━━━ Data to process ━━━
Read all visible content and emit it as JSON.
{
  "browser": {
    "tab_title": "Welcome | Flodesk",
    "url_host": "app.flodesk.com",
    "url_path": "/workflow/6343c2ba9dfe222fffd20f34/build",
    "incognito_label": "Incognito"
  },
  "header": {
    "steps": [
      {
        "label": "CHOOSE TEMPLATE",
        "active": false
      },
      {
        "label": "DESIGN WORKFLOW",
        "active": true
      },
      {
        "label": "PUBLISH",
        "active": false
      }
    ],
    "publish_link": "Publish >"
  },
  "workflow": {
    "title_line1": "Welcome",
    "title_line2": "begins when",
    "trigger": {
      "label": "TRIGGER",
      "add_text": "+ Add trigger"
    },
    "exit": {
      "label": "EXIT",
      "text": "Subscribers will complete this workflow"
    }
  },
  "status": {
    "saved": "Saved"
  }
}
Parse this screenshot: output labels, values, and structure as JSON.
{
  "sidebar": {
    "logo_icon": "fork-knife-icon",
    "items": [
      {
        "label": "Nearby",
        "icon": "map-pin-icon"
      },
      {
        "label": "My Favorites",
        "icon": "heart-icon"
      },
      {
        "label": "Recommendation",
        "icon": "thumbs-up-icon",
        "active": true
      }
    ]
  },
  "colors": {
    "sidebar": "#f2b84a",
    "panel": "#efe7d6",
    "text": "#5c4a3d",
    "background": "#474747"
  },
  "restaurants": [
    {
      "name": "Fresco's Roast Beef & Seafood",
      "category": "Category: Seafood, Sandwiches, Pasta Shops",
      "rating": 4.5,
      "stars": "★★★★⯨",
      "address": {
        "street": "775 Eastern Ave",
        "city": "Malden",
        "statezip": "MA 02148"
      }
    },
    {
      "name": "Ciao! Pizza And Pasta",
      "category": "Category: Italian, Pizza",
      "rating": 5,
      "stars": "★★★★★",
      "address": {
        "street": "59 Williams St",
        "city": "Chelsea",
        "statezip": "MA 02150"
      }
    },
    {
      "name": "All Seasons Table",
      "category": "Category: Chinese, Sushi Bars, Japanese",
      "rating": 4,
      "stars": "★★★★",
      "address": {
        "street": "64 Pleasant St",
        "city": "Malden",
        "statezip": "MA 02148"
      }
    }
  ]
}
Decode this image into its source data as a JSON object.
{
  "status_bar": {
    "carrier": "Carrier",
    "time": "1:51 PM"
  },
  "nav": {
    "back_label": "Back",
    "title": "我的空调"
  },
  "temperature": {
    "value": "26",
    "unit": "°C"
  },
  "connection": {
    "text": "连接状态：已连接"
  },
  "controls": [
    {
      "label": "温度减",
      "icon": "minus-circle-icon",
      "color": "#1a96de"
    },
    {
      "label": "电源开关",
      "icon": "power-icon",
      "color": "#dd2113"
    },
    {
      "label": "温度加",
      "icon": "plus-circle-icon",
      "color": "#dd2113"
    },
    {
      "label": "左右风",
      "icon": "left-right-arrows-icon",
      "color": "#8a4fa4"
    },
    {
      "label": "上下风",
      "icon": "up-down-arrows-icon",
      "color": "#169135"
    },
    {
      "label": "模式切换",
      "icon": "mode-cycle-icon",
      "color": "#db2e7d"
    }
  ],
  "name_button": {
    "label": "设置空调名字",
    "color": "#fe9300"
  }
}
━━━
**Given problem**
Using the data above, print every record exactly as shown.

**Task solution**
Read all visible content and emit it as JSON.
{
  "browser": {
    "tab_title": "Welcome | Flodesk",
    "url_host": "app.flodesk.com",
    "url_path": "/workflow/6343c2ba9dfe222fffd20f34/build",
    "incognito_label": "Incognito"
  },
  "header": {
    "steps": [
      {
        "label": "CHOOSE TEMPLATE",
        "active": false
      },
      {
        "label": "DESIGN WORKFLOW",
        "active": true
      },
      {
        "label": "PUBLISH",
        "active": false
      }
    ],
    "publish_link": "Publish >"
  },
  "workflow": {
    "title_line1": "Welcome",
    "title_line2": "begins when",
    "trigger": {
      "label": "TRIGGER",
      "add_text": "+ Add trigger"
    },
    "exit": {
      "label": "EXIT",
      "text": "Subscribers will complete this workflow"
    }
  },
  "status": {
    "saved": "Saved"
  }
}
Parse this screenshot: output labels, values, and structure as JSON.
{
  "sidebar": {
    "logo_icon": "fork-knife-icon",
    "items": [
      {
        "label": "Nearby",
        "icon": "map-pin-icon"
      },
      {
        "label": "My Favorites",
        "icon": "heart-icon"
      },
      {
        "label": "Recommendation",
        "icon": "thumbs-up-icon",
        "active": true
      }
    ]
  },
  "colors": {
    "sidebar": "#f2b84a",
    "panel": "#efe7d6",
    "text": "#5c4a3d",
    "background": "#474747"
  },
  "restaurants": [
    {
      "name": "Fresco's Roast Beef & Seafood",
      "category": "Category: Seafood, Sandwiches, Pasta Shops",
      "rating": 4.5,
      "stars": "★★★★⯨",
      "address": {
        "street": "775 Eastern Ave",
        "city": "Malden",
        "statezip": "MA 02148"
      }
    },
    {
      "name": "Ciao! Pizza And Pasta",
      "category": "Category: Italian, Pizza",
      "rating": 5,
      "stars": "★★★★★",
      "address": {
        "street": "59 Williams St",
        "city": "Chelsea",
        "statezip": "MA 02150"
      }
    },
    {
      "name": "All Seasons Table",
      "category": "Category: Chinese, Sushi Bars, Japanese",
      "rating": 4,
      "stars": "★★★★",
      "address": {
        "street": "64 Pleasant St",
        "city": "Malden",
        "statezip": "MA 02148"
      }
    }
  ]
}
Decode this image into its source data as a JSON object.
{
  "status_bar": {
    "carrier": "Carrier",
    "time": "1:51 PM"
  },
  "nav": {
    "back_label": "Back",
    "title": "我的空调"
  },
  "temperature": {
    "value": "26",
    "unit": "°C"
  },
  "connection": {
    "text": "连接状态：已连接"
  },
  "controls": [
    {
      "label": "温度减",
      "icon": "minus-circle-icon",
      "color": "#1a96de"
    },
    {
      "label": "电源开关",
      "icon": "power-icon",
      "color": "#dd2113"
    },
    {
      "label": "温度加",
      "icon": "plus-circle-icon",
      "color": "#dd2113"
    },
    {
      "label": "左右风",
      "icon": "left-right-arrows-icon",
      "color": "#8a4fa4"
    },
    {
      "label": "上下风",
      "icon": "up-down-arrows-icon",
      "color": "#169135"
    },
    {
      "label": "模式切换",
      "icon": "mode-cycle-icon",
      "color": "#db2e7d"
    }
  ],
  "name_button": {
    "label": "设置空调名字",
    "color": "#fe9300"
  }
}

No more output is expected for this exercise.